#### [Request]
Sift the material for lines containing "ثلاث", and return them.

-- begin Provided records --

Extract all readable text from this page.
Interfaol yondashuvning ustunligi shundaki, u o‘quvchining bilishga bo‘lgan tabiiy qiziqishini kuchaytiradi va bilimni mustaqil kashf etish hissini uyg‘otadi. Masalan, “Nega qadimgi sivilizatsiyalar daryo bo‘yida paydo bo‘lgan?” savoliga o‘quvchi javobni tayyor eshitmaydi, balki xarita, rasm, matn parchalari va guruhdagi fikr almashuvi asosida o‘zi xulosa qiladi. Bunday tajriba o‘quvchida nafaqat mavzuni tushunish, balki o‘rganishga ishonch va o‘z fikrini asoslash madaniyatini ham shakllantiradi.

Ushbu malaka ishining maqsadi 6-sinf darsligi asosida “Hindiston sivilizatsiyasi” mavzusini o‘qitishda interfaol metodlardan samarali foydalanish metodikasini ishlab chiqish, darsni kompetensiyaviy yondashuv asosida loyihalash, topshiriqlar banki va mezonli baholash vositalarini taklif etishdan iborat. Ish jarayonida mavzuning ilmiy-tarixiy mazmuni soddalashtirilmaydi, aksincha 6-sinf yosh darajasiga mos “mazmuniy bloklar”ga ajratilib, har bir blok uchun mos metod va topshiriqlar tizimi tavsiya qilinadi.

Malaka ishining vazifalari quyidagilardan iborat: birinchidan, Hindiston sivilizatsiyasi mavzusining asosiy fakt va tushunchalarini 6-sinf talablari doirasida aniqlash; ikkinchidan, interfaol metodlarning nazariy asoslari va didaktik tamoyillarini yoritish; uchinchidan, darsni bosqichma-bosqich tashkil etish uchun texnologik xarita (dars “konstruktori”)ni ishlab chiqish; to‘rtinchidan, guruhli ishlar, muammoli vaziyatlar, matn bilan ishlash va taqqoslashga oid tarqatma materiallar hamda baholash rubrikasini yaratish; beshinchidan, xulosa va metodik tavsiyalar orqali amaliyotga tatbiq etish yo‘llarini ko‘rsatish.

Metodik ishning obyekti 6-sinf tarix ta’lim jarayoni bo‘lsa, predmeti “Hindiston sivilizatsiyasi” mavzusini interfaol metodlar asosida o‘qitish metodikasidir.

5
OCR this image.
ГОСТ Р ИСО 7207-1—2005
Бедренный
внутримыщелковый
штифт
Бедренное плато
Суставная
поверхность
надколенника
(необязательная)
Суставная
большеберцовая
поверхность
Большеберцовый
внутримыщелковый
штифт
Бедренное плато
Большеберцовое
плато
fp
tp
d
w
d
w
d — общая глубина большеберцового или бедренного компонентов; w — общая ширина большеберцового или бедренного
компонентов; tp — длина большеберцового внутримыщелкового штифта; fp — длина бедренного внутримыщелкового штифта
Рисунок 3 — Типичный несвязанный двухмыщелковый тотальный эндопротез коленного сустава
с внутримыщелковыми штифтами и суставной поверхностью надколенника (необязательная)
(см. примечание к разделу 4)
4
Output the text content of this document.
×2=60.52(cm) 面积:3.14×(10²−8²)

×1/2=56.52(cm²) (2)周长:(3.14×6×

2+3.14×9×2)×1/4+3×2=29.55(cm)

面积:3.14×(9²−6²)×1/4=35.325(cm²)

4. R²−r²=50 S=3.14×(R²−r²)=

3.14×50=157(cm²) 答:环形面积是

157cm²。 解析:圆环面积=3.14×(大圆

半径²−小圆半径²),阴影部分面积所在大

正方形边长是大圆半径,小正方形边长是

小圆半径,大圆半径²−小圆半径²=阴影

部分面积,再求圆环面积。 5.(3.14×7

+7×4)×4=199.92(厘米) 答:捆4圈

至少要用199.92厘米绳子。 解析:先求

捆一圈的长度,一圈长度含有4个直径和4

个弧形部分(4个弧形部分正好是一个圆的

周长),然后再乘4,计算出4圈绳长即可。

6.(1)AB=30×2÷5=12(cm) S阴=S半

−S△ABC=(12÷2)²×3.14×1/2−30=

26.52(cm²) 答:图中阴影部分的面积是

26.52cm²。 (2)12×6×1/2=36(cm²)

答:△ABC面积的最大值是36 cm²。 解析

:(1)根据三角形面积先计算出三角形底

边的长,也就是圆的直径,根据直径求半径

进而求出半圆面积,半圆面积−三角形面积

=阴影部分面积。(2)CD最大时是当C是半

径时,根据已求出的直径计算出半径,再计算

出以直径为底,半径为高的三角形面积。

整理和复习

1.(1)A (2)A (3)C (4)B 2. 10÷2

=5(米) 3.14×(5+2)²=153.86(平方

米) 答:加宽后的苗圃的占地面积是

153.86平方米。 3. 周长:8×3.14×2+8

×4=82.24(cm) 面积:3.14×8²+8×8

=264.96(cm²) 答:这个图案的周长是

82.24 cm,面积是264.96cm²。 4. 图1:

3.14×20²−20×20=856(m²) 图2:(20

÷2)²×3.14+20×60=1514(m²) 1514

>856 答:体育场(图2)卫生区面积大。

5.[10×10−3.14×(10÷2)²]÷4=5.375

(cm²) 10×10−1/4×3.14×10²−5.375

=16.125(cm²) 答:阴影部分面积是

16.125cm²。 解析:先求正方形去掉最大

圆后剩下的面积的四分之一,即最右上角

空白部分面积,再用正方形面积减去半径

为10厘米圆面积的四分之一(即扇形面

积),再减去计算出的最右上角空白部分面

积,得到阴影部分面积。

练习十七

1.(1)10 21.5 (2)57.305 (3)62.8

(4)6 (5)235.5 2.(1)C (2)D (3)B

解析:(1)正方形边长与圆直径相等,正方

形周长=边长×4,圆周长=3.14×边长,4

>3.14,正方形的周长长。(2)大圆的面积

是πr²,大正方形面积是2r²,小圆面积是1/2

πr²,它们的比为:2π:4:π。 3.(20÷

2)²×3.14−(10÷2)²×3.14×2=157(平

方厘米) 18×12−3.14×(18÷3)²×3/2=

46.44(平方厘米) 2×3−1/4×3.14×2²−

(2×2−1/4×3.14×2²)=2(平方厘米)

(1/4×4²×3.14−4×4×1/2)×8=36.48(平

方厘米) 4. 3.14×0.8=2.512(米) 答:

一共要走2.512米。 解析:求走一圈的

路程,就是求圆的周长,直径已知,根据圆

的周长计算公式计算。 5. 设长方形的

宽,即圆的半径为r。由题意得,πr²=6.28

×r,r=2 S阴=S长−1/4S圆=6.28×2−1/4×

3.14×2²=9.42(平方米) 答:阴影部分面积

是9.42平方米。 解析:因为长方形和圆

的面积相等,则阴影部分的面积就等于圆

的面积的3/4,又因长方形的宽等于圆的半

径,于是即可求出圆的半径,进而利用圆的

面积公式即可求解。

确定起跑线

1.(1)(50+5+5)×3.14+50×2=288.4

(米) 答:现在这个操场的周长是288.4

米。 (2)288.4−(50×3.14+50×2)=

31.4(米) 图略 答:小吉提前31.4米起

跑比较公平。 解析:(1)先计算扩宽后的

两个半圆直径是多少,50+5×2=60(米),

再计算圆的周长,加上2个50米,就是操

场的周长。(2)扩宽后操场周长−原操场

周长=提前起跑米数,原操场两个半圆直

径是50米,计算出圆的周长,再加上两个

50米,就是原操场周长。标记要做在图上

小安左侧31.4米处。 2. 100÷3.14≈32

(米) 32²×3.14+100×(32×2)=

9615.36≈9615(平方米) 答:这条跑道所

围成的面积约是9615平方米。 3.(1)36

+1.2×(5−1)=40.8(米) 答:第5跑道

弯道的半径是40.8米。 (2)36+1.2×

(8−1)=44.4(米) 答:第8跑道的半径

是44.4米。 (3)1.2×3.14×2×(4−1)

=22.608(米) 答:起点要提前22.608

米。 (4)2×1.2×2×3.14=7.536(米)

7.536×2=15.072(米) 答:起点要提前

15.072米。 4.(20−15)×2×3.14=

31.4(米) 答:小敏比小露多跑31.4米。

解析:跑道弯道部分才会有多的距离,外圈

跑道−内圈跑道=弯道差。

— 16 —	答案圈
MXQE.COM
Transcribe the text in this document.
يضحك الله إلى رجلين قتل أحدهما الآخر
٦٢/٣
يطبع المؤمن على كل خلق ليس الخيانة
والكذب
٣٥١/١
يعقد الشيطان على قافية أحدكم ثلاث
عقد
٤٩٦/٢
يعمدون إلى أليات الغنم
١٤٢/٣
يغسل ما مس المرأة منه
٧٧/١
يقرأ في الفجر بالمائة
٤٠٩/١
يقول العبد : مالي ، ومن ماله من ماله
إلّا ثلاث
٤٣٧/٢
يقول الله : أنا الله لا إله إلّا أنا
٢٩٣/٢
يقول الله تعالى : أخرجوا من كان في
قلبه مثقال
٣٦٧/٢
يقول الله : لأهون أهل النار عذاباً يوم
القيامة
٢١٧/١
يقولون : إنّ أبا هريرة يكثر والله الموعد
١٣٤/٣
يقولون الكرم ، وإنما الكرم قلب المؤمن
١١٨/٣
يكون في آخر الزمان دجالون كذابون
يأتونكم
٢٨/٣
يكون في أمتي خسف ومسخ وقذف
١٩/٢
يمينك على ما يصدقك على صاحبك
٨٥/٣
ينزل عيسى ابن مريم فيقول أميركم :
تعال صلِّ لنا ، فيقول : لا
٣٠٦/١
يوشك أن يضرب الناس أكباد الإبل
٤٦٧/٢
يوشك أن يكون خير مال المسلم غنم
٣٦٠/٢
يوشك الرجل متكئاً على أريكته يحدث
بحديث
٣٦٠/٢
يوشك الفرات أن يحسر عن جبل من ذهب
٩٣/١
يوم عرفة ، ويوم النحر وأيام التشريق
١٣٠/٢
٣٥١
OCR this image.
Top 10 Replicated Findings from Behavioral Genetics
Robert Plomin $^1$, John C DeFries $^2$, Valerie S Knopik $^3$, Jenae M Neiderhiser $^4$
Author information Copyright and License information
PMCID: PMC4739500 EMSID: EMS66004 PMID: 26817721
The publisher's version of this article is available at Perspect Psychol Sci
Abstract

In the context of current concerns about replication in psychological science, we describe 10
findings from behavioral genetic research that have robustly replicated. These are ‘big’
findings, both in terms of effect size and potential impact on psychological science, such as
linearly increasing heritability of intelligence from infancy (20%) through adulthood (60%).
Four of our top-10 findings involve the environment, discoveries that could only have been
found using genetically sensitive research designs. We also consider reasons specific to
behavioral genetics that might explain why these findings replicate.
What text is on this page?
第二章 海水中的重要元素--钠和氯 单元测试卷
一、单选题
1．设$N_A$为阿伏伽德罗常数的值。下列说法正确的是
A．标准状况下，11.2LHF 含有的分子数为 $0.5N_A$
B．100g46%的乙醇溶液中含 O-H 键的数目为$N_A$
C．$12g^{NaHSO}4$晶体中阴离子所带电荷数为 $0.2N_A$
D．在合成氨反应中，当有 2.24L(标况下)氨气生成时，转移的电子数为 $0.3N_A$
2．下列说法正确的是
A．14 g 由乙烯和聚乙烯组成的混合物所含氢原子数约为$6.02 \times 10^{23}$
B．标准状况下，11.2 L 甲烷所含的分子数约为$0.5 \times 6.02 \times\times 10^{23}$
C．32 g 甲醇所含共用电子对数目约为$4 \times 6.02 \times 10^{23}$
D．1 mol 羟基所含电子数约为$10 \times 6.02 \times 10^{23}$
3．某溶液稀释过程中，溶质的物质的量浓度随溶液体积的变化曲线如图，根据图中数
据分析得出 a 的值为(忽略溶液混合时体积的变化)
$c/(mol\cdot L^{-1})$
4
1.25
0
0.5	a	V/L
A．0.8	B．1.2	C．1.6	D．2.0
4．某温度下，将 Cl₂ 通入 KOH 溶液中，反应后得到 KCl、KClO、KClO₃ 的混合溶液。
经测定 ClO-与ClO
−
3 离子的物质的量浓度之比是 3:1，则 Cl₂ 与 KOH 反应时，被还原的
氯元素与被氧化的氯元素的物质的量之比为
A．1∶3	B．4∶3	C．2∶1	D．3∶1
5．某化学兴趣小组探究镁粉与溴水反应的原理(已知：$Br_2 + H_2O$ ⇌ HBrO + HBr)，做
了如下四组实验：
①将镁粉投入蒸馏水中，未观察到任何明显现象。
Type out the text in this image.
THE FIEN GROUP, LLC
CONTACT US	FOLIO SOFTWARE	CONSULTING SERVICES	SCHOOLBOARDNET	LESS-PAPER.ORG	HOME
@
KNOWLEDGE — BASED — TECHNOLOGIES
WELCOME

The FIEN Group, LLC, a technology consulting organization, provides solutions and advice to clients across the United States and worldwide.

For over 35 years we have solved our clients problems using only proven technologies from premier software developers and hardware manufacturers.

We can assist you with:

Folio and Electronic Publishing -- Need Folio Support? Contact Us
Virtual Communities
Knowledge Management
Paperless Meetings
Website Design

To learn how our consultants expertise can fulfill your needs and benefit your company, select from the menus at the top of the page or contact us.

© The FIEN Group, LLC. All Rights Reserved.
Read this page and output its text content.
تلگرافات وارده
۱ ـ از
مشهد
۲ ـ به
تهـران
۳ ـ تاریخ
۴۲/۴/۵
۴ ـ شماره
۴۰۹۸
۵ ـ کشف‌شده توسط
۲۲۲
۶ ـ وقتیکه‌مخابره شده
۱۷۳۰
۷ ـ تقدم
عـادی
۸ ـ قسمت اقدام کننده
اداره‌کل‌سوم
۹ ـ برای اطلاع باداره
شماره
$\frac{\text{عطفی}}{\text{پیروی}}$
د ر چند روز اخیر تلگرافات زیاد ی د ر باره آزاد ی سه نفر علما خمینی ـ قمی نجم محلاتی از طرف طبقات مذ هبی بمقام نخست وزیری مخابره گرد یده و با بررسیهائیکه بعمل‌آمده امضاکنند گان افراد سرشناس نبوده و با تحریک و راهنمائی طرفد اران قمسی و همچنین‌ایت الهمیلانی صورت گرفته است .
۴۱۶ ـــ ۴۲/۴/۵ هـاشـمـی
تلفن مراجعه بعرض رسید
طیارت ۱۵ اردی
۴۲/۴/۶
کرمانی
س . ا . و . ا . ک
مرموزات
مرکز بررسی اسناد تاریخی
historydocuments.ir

-- end Provided records --

#### [Full solution]
يعقد الشيطان على قافية أحدكم ثلاث
إلّا ثلاث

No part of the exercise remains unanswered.